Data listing
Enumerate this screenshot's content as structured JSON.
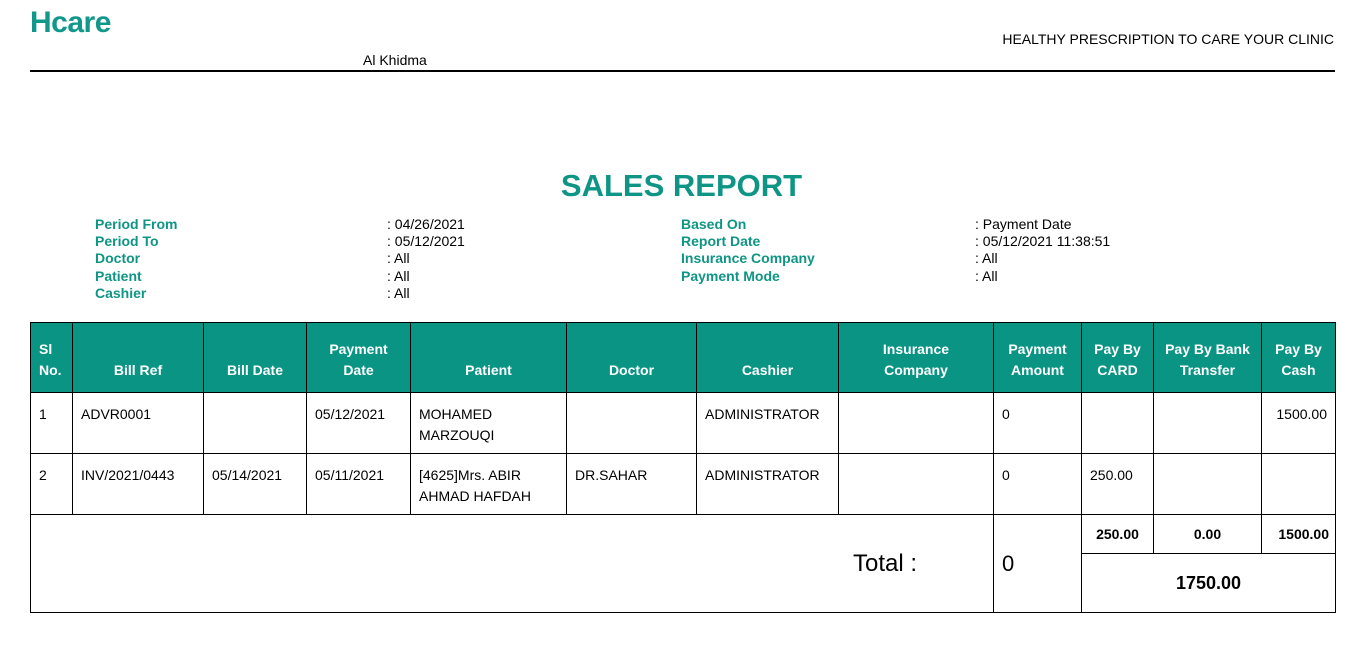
{
  "header": {
    "logo": "Hcare",
    "clinic": "Al Khidma",
    "tagline": "HEALTHY PRESCRIPTION TO CARE YOUR CLINIC"
  },
  "report": {
    "title": "SALES REPORT",
    "filters_left": [
      {
        "label": "Period From",
        "value": ": 04/26/2021"
      },
      {
        "label": "Period To",
        "value": ": 05/12/2021"
      },
      {
        "label": "Doctor",
        "value": ": All"
      },
      {
        "label": "Patient",
        "value": ": All"
      },
      {
        "label": "Cashier",
        "value": ": All"
      }
    ],
    "filters_right": [
      {
        "label": "Based On",
        "value": ": Payment Date"
      },
      {
        "label": "Report Date",
        "value": ": 05/12/2021 11:38:51"
      },
      {
        "label": "Insurance Company",
        "value": ": All"
      },
      {
        "label": "Payment Mode",
        "value": ": All"
      }
    ]
  },
  "table": {
    "columns": [
      "Sl No.",
      "Bill Ref",
      "Bill Date",
      "Payment Date",
      "Patient",
      "Doctor",
      "Cashier",
      "Insurance Company",
      "Payment Amount",
      "Pay By CARD",
      "Pay By Bank Transfer",
      "Pay By Cash"
    ],
    "rows": [
      [
        "1",
        "ADVR0001",
        "",
        "05/12/2021",
        "MOHAMED MARZOUQI",
        "",
        "ADMINISTRATOR",
        "",
        "0",
        "",
        "",
        "1500.00"
      ],
      [
        "2",
        "INV/2021/0443",
        "05/14/2021",
        "05/11/2021",
        "[4625]Mrs. ABIR AHMAD HAFDAH",
        "DR.SAHAR",
        "ADMINISTRATOR",
        "",
        "0",
        "250.00",
        "",
        ""
      ]
    ],
    "total": {
      "label": "Total :",
      "payment_amount": "0",
      "card": "250.00",
      "bank_transfer": "0.00",
      "cash": "1500.00",
      "grand_total": "1750.00"
    }
  }
}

**SET TASK:** Quote each line of the listing exactly, but leave the pictures out.

**RESULT OF THIS EXERCISE:**
Enumerate this screenshot's content as structured JSON.
{
  "header": {
    "logo": "Hcare",
    "clinic": "Al Khidma",
    "tagline": "HEALTHY PRESCRIPTION TO CARE YOUR CLINIC"
  },
  "report": {
    "title": "SALES REPORT",
    "filters_left": [
      {
        "label": "Period From",
        "value": ": 04/26/2021"
      },
      {
        "label": "Period To",
        "value": ": 05/12/2021"
      },
      {
        "label": "Doctor",
        "value": ": All"
      },
      {
        "label": "Patient",
        "value": ": All"
      },
      {
        "label": "Cashier",
        "value": ": All"
      }
    ],
    "filters_right": [
      {
        "label": "Based On",
        "value": ": Payment Date"
      },
      {
        "label": "Report Date",
        "value": ": 05/12/2021 11:38:51"
      },
      {
        "label": "Insurance Company",
        "value": ": All"
      },
      {
        "label": "Payment Mode",
        "value": ": All"
      }
    ]
  },
  "table": {
    "columns": [
      "Sl No.",
      "Bill Ref",
      "Bill Date",
      "Payment Date",
      "Patient",
      "Doctor",
      "Cashier",
      "Insurance Company",
      "Payment Amount",
      "Pay By CARD",
      "Pay By Bank Transfer",
      "Pay By Cash"
    ],
    "rows": [
      [
        "1",
        "ADVR0001",
        "",
        "05/12/2021",
        "MOHAMED MARZOUQI",
        "",
        "ADMINISTRATOR",
        "",
        "0",
        "",
        "",
        "1500.00"
      ],
      [
        "2",
        "INV/2021/0443",
        "05/14/2021",
        "05/11/2021",
        "[4625]Mrs. ABIR AHMAD HAFDAH",
        "DR.SAHAR",
        "ADMINISTRATOR",
        "",
        "0",
        "250.00",
        "",
        ""
      ]
    ],
    "total": {
      "label": "Total :",
      "payment_amount": "0",
      "card": "250.00",
      "bank_transfer": "0.00",
      "cash": "1500.00",
      "grand_total": "1750.00"
    }
  }
}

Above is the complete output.